• GOAL: Render every line of the items below as a numbered list, omitting any blank lines.

[Extracted data entries]
------------------------------------------------------------------------

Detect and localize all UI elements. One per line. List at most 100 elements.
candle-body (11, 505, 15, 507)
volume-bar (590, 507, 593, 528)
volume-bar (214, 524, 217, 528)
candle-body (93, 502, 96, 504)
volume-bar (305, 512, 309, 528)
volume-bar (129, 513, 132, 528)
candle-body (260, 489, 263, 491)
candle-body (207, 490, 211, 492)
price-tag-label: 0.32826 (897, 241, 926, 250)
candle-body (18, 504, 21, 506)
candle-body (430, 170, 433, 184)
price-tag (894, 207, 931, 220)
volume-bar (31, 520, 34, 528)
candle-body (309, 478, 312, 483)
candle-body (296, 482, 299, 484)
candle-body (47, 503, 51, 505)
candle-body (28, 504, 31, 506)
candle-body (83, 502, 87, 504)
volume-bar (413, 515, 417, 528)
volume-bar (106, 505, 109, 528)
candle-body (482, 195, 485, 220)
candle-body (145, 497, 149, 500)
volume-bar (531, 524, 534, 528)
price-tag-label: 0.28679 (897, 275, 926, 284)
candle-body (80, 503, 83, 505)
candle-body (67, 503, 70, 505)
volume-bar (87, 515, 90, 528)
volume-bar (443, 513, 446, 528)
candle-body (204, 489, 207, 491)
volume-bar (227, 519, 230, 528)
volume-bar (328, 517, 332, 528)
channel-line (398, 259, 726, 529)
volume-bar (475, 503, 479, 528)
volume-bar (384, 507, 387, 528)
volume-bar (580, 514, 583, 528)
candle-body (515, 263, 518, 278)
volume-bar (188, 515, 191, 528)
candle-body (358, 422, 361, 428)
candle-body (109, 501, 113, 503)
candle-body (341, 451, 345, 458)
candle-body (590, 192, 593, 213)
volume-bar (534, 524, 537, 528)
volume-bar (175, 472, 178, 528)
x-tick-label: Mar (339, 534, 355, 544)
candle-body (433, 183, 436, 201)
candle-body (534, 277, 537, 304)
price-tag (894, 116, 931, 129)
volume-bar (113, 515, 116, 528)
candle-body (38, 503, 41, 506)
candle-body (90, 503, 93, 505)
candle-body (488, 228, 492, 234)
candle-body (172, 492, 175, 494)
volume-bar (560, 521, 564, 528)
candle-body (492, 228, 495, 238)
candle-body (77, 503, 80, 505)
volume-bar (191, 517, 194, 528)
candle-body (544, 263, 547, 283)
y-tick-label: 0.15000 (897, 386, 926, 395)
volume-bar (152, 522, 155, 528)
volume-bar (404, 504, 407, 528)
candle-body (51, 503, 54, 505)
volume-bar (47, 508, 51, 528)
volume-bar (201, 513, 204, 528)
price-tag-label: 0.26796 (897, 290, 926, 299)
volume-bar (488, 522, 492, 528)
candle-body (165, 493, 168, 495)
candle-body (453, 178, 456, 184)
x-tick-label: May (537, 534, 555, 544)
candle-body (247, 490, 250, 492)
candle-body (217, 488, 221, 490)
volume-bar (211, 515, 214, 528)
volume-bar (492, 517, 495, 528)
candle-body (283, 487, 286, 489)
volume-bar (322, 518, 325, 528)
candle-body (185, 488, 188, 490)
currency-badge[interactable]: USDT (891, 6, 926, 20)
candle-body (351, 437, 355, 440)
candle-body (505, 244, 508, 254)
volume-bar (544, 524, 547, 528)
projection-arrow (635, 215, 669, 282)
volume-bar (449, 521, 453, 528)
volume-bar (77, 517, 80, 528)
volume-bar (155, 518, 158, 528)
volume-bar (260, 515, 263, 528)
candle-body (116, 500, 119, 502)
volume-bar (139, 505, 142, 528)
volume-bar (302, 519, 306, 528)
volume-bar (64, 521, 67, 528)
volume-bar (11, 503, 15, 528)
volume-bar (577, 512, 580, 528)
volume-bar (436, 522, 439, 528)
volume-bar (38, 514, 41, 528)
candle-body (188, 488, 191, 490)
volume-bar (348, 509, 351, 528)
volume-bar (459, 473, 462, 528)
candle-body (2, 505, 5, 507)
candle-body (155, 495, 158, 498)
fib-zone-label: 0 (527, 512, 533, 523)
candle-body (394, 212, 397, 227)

------------------------------------------------------------------------

• EXERCISE RESPONSE:
1. Detect and localize all UI elements. One per line. List at most 100 elements.
2. candle-body (11, 505, 15, 507)
3. volume-bar (590, 507, 593, 528)
4. volume-bar (214, 524, 217, 528)
5. candle-body (93, 502, 96, 504)
6. volume-bar (305, 512, 309, 528)
7. volume-bar (129, 513, 132, 528)
8. candle-body (260, 489, 263, 491)
9. candle-body (207, 490, 211, 492)
10. price-tag-label: 0.32826 (897, 241, 926, 250)
11. candle-body (18, 504, 21, 506)
12. candle-body (430, 170, 433, 184)
13. price-tag (894, 207, 931, 220)
14. volume-bar (31, 520, 34, 528)
15. candle-body (309, 478, 312, 483)
16. candle-body (296, 482, 299, 484)
17. candle-body (47, 503, 51, 505)
18. candle-body (28, 504, 31, 506)
19. candle-body (83, 502, 87, 504)
20. volume-bar (413, 515, 417, 528)
21. volume-bar (106, 505, 109, 528)
22. candle-body (482, 195, 485, 220)
23. candle-body (145, 497, 149, 500)
24. volume-bar (531, 524, 534, 528)
25. price-tag-label: 0.28679 (897, 275, 926, 284)
26. candle-body (80, 503, 83, 505)
27. candle-body (67, 503, 70, 505)
28. volume-bar (87, 515, 90, 528)
29. volume-bar (443, 513, 446, 528)
30. candle-body (204, 489, 207, 491)
31. volume-bar (227, 519, 230, 528)
32. volume-bar (328, 517, 332, 528)
33. channel-line (398, 259, 726, 529)
34. volume-bar (475, 503, 479, 528)
35. volume-bar (384, 507, 387, 528)
36. volume-bar (580, 514, 583, 528)
37. candle-body (515, 263, 518, 278)
38. volume-bar (188, 515, 191, 528)
39. candle-body (358, 422, 361, 428)
40. candle-body (109, 501, 113, 503)
41. candle-body (341, 451, 345, 458)
42. candle-body (590, 192, 593, 213)
43. volume-bar (534, 524, 537, 528)
44. volume-bar (175, 472, 178, 528)
45. x-tick-label: Mar (339, 534, 355, 544)
46. candle-body (433, 183, 436, 201)
47. candle-body (534, 277, 537, 304)
48. price-tag (894, 116, 931, 129)
49. volume-bar (113, 515, 116, 528)
50. candle-body (38, 503, 41, 506)
51. candle-body (90, 503, 93, 505)
52. candle-body (488, 228, 492, 234)
53. candle-body (172, 492, 175, 494)
54. volume-bar (560, 521, 564, 528)
55. candle-body (492, 228, 495, 238)
56. candle-body (77, 503, 80, 505)
57. volume-bar (191, 517, 194, 528)
58. candle-body (544, 263, 547, 283)
59. y-tick-label: 0.15000 (897, 386, 926, 395)
60. volume-bar (152, 522, 155, 528)
61. volume-bar (404, 504, 407, 528)
62. candle-body (51, 503, 54, 505)
63. volume-bar (47, 508, 51, 528)
64. volume-bar (201, 513, 204, 528)
65. price-tag-label: 0.26796 (897, 290, 926, 299)
66. volume-bar (488, 522, 492, 528)
67. candle-body (165, 493, 168, 495)
68. candle-body (453, 178, 456, 184)
69. x-tick-label: May (537, 534, 555, 544)
70. candle-body (247, 490, 250, 492)
71. candle-body (217, 488, 221, 490)
72. volume-bar (211, 515, 214, 528)
73. volume-bar (492, 517, 495, 528)
74. candle-body (283, 487, 286, 489)
75. volume-bar (322, 518, 325, 528)
76. candle-body (185, 488, 188, 490)
77. currency-badge[interactable]: USDT (891, 6, 926, 20)
78. candle-body (351, 437, 355, 440)
79. candle-body (505, 244, 508, 254)
80. volume-bar (544, 524, 547, 528)
81. projection-arrow (635, 215, 669, 282)
82. volume-bar (449, 521, 453, 528)
83. volume-bar (77, 517, 80, 528)
84. volume-bar (155, 518, 158, 528)
85. volume-bar (260, 515, 263, 528)
86. candle-body (116, 500, 119, 502)
87. volume-bar (139, 505, 142, 528)
88. volume-bar (302, 519, 306, 528)
89. volume-bar (64, 521, 67, 528)
90. volume-bar (11, 503, 15, 528)
91. volume-bar (577, 512, 580, 528)
92. volume-bar (436, 522, 439, 528)
93. volume-bar (38, 514, 41, 528)
94. candle-body (188, 488, 191, 490)
95. volume-bar (348, 509, 351, 528)
96. volume-bar (459, 473, 462, 528)
97. candle-body (2, 505, 5, 507)
98. candle-body (155, 495, 158, 498)
99. fib-zone-label: 0 (527, 512, 533, 523)
100. candle-body (394, 212, 397, 227)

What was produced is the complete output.